Task material
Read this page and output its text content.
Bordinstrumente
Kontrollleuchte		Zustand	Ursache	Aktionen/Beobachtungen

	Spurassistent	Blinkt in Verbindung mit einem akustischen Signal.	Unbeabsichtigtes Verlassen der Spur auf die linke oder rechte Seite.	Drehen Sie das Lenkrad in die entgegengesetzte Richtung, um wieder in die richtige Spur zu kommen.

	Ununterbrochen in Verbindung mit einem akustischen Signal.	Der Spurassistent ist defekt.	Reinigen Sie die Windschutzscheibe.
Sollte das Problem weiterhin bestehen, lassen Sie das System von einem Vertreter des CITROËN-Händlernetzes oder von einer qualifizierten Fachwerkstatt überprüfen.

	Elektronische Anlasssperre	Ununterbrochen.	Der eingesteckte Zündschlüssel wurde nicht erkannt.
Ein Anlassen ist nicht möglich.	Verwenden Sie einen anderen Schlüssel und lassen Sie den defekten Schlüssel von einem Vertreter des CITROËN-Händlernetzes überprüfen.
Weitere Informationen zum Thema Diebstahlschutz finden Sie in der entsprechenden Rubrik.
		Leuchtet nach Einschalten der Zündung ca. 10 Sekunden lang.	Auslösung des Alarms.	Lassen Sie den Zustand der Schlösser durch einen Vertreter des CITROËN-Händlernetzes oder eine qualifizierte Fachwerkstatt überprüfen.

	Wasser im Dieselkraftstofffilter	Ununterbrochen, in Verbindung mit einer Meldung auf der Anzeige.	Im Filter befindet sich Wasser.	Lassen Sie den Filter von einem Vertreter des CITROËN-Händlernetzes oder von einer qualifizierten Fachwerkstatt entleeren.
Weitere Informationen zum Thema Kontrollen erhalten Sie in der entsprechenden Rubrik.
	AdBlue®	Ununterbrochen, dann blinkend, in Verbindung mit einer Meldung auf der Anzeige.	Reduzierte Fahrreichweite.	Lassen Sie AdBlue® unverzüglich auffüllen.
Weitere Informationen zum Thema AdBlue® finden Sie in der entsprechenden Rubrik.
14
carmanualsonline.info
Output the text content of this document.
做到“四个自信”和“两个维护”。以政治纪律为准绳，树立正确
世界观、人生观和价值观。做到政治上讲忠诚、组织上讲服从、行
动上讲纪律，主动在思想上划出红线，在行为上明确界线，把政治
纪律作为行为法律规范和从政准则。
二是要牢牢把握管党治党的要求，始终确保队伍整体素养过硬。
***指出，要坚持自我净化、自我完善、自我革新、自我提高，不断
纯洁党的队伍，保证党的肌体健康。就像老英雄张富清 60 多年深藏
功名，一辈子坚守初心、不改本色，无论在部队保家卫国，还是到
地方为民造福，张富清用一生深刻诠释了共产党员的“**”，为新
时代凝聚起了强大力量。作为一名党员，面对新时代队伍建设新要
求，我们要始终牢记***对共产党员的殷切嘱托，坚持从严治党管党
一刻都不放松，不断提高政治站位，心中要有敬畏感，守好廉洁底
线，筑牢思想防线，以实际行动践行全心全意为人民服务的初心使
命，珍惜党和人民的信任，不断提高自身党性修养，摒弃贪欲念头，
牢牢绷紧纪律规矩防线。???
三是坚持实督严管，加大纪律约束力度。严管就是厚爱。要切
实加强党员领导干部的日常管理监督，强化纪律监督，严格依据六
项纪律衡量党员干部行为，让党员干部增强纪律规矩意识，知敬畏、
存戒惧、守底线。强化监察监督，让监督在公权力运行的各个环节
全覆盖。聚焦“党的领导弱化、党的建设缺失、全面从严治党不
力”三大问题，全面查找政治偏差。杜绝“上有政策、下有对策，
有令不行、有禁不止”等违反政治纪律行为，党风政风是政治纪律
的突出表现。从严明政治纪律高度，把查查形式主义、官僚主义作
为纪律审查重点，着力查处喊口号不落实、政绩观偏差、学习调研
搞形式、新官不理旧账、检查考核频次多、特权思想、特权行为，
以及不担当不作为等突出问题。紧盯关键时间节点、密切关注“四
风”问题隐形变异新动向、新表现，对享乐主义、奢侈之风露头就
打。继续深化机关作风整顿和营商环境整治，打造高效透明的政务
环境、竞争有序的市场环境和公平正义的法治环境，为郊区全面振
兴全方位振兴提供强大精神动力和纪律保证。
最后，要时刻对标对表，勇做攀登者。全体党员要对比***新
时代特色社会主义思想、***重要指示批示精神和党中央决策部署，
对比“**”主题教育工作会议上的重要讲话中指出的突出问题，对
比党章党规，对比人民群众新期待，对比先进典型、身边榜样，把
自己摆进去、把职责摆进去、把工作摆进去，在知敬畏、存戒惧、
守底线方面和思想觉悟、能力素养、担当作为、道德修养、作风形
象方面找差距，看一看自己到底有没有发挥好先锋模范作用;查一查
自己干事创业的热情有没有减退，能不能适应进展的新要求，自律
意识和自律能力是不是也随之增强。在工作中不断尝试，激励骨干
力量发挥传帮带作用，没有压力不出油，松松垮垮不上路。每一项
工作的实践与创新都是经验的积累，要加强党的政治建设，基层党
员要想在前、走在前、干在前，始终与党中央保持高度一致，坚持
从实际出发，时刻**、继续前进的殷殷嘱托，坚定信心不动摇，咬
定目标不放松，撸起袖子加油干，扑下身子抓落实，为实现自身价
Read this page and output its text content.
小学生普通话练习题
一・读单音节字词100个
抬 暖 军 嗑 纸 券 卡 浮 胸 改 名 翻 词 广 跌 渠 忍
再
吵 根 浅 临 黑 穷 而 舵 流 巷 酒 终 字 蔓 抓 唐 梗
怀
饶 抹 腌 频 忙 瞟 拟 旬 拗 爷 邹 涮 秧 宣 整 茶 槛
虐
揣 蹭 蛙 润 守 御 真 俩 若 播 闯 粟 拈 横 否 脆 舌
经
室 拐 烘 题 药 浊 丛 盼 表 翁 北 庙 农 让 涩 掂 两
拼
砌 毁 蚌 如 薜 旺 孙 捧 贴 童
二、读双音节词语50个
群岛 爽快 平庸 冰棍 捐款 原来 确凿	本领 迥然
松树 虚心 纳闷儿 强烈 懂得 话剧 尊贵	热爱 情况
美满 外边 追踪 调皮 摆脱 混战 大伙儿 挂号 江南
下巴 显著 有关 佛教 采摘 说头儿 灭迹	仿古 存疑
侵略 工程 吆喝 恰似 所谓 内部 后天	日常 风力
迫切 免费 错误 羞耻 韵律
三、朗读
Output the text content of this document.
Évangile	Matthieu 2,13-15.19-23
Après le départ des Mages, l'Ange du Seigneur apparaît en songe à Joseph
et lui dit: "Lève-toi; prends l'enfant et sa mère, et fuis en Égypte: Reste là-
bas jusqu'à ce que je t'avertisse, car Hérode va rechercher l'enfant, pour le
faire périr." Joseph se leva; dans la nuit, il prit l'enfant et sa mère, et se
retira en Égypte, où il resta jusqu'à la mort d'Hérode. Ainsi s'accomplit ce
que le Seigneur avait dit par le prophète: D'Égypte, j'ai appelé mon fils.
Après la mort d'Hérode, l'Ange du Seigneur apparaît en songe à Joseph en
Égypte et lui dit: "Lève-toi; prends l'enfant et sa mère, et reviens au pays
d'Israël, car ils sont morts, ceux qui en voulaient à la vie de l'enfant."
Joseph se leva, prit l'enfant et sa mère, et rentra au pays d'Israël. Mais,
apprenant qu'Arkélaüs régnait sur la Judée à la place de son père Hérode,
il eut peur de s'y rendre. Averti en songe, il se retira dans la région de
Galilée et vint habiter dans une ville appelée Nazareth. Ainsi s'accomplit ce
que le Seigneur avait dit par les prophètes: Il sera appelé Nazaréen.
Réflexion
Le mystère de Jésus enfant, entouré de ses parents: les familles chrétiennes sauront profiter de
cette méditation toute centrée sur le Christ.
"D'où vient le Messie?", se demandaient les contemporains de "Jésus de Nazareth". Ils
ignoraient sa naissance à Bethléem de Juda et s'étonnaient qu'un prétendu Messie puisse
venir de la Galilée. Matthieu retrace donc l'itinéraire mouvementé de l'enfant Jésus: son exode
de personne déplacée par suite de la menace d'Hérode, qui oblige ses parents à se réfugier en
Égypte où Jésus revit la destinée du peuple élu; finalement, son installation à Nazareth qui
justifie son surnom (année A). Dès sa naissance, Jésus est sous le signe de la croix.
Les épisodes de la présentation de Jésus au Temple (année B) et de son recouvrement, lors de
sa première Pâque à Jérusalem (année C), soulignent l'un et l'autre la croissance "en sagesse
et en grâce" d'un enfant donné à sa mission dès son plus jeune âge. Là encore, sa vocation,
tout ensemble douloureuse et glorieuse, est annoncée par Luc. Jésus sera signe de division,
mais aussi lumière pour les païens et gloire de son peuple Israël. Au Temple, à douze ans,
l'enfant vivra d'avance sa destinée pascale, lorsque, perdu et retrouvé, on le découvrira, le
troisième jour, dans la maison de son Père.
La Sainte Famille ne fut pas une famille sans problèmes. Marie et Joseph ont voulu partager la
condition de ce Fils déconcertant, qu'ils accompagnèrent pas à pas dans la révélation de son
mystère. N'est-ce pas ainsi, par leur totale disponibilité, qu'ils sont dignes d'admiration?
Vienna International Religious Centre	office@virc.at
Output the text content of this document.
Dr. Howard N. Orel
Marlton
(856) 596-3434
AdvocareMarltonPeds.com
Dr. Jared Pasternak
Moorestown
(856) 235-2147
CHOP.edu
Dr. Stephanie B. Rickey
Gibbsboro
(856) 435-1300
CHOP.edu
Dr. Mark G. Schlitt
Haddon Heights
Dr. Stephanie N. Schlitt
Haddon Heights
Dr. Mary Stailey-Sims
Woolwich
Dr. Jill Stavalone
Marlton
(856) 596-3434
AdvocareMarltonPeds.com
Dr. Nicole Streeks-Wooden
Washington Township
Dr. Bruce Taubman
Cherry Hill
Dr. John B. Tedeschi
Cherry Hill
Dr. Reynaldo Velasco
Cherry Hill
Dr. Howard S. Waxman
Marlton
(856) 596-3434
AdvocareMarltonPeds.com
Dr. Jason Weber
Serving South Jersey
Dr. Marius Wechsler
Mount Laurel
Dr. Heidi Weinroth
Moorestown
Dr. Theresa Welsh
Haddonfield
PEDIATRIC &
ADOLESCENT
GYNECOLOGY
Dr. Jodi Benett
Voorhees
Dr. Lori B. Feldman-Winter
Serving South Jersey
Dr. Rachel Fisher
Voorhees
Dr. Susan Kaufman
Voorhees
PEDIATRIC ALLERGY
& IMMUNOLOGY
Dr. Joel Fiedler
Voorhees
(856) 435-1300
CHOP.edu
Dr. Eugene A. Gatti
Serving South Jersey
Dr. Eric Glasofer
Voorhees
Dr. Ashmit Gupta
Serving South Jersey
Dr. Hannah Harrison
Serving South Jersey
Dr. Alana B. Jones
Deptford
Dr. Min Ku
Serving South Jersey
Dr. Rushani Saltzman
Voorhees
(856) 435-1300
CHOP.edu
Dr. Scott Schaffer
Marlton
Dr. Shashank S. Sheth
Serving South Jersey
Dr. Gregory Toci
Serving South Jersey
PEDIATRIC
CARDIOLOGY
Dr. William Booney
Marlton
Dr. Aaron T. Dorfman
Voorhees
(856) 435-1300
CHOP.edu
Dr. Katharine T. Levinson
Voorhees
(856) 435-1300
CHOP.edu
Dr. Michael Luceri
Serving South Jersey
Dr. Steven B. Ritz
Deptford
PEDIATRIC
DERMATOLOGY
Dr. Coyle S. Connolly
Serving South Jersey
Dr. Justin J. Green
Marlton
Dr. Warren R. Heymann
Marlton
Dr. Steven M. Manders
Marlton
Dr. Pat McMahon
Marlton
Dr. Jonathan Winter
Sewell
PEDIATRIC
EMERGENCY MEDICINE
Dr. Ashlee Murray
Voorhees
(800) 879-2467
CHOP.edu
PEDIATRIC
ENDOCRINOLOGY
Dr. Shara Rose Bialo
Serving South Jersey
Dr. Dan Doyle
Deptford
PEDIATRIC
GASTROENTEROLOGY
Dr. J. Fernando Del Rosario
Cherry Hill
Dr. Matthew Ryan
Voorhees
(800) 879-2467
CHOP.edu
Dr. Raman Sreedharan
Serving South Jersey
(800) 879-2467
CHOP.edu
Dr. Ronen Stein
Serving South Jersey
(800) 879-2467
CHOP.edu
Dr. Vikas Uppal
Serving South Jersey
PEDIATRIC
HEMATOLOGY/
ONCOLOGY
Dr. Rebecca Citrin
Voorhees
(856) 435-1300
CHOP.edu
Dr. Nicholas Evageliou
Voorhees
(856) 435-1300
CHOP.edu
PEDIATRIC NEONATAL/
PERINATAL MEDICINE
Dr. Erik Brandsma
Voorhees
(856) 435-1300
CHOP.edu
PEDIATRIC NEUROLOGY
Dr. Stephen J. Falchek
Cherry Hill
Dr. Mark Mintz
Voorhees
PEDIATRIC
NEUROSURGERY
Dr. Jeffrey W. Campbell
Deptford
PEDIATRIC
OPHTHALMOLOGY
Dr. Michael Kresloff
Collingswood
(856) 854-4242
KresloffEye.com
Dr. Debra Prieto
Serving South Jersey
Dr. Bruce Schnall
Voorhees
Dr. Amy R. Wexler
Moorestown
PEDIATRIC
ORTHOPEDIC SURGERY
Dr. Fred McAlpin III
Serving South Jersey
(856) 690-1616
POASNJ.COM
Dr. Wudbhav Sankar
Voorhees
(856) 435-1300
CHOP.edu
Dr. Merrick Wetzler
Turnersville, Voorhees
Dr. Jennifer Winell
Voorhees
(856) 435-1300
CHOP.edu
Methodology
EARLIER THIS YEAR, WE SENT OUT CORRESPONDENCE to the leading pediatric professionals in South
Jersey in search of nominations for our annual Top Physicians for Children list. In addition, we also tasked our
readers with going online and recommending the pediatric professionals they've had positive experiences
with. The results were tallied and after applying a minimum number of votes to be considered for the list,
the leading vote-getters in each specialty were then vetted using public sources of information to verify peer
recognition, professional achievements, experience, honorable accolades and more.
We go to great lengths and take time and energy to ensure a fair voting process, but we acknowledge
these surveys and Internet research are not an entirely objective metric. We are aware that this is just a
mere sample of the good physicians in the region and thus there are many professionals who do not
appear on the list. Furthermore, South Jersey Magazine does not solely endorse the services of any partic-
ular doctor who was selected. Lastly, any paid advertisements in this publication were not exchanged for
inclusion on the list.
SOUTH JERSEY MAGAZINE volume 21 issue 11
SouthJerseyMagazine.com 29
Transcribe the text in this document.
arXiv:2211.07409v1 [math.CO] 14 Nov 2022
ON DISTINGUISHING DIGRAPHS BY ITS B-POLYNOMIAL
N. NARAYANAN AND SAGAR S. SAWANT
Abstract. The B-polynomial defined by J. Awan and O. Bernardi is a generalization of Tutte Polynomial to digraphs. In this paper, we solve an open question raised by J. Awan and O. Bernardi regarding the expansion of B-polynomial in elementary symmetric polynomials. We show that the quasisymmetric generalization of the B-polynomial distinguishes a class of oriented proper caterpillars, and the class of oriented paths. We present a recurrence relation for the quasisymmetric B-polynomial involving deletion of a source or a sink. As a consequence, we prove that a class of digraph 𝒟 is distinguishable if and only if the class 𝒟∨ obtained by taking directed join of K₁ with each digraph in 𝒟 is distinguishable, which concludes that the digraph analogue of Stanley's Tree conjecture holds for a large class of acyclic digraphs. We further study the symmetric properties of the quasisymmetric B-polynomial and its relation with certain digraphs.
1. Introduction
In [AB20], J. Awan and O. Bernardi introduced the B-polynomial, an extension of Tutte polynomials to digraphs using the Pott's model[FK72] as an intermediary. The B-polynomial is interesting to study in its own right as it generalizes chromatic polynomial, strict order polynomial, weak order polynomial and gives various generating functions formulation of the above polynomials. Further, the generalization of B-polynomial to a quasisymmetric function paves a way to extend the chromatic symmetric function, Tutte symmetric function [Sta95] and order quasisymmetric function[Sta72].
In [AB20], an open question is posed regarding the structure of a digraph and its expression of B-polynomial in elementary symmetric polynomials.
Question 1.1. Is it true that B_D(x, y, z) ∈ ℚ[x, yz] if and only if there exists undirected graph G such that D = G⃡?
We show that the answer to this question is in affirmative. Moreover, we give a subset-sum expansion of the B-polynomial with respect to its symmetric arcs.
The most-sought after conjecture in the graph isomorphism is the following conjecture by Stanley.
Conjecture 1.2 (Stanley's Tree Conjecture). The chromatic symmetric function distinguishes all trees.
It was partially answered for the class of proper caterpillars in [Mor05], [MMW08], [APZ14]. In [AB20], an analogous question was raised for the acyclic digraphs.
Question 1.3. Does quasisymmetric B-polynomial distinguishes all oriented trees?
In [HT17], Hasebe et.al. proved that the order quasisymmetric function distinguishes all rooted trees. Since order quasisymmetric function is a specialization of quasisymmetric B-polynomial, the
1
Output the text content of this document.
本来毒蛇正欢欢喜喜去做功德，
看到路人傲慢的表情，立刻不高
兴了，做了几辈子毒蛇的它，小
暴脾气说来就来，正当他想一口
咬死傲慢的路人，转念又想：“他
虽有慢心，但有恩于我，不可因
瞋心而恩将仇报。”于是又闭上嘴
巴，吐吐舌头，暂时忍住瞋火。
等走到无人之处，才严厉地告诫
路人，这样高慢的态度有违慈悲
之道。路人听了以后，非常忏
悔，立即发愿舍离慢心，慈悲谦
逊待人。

Task
Identify all lines where the word "einer" shows up. Copy them.

Result for this exercise
Sollte das Problem weiterhin bestehen, lassen Sie das System von einem Vertreter des CITROËN-Händlernetzes oder von einer qualifizierten Fachwerkstatt überprüfen.
	Wasser im Dieselkraftstofffilter	Ununterbrochen, in Verbindung mit einer Meldung auf der Anzeige.	Im Filter befindet sich Wasser.	Lassen Sie den Filter von einem Vertreter des CITROËN-Händlernetzes oder von einer qualifizierten Fachwerkstatt entleeren.
	AdBlue®	Ununterbrochen, dann blinkend, in Verbindung mit einer Meldung auf der Anzeige.	Reduzierte Fahrreichweite.	Lassen Sie AdBlue® unverzüglich auffüllen.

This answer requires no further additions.